Working data
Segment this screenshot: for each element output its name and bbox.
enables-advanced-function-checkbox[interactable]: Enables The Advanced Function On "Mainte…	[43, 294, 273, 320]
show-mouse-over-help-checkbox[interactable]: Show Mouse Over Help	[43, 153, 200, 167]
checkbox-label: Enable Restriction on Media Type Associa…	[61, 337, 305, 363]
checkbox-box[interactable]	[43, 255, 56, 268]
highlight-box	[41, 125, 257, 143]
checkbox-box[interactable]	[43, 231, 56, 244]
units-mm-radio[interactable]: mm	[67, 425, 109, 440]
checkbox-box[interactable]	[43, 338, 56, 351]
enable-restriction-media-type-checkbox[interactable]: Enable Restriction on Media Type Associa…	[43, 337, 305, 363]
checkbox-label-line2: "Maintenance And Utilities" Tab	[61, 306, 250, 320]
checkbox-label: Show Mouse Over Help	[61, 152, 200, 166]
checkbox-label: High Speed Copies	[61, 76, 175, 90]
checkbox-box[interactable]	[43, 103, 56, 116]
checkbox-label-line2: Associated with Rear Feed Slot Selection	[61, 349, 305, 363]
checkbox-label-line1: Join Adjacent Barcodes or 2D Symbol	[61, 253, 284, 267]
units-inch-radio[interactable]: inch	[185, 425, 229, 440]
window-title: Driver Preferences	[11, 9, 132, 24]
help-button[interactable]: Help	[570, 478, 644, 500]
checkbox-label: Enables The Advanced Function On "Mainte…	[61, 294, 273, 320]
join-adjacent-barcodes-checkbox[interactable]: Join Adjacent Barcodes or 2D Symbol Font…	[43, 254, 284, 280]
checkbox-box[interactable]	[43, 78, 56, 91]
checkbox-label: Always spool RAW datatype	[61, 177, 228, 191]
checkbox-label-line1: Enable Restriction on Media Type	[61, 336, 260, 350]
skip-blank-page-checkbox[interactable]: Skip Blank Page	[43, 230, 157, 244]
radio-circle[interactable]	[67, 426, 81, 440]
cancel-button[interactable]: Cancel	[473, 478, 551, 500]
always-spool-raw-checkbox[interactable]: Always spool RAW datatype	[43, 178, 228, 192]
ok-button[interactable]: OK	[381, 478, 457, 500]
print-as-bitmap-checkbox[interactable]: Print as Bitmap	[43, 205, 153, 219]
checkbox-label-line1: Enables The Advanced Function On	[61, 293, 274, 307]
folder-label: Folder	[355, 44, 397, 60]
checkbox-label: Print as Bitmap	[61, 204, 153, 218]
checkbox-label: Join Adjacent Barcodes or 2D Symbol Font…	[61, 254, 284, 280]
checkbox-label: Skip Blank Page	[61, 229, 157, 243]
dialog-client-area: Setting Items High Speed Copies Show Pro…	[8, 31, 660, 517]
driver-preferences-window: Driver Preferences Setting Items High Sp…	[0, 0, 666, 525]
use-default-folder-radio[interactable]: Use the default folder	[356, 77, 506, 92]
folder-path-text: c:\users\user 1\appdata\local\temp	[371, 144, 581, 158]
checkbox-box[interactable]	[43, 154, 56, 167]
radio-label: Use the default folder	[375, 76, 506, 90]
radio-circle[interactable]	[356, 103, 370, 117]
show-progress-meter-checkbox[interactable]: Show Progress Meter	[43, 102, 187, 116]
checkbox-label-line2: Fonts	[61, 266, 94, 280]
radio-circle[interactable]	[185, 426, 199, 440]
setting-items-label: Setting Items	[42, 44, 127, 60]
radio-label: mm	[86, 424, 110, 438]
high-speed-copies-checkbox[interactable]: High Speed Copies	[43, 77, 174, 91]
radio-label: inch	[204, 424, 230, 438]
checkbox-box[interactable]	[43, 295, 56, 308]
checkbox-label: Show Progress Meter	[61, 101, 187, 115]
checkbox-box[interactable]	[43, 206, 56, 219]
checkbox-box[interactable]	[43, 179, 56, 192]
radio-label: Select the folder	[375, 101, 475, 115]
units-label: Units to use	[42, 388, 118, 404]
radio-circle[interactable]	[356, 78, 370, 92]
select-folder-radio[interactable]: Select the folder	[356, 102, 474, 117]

What the task requires
Please transcribe the material word for word, starting with its first line and going on through the line that contains "425, 109, 440]".

Solution to this task
Segment this screenshot: for each element output its name and bbox.
enables-advanced-function-checkbox[interactable]: Enables The Advanced Function On "Mainte…	[43, 294, 273, 320]
show-mouse-over-help-checkbox[interactable]: Show Mouse Over Help	[43, 153, 200, 167]
checkbox-label: Enable Restriction on Media Type Associa…	[61, 337, 305, 363]
checkbox-box[interactable]	[43, 255, 56, 268]
highlight-box	[41, 125, 257, 143]
checkbox-box[interactable]	[43, 231, 56, 244]
units-mm-radio[interactable]: mm	[67, 425, 109, 440]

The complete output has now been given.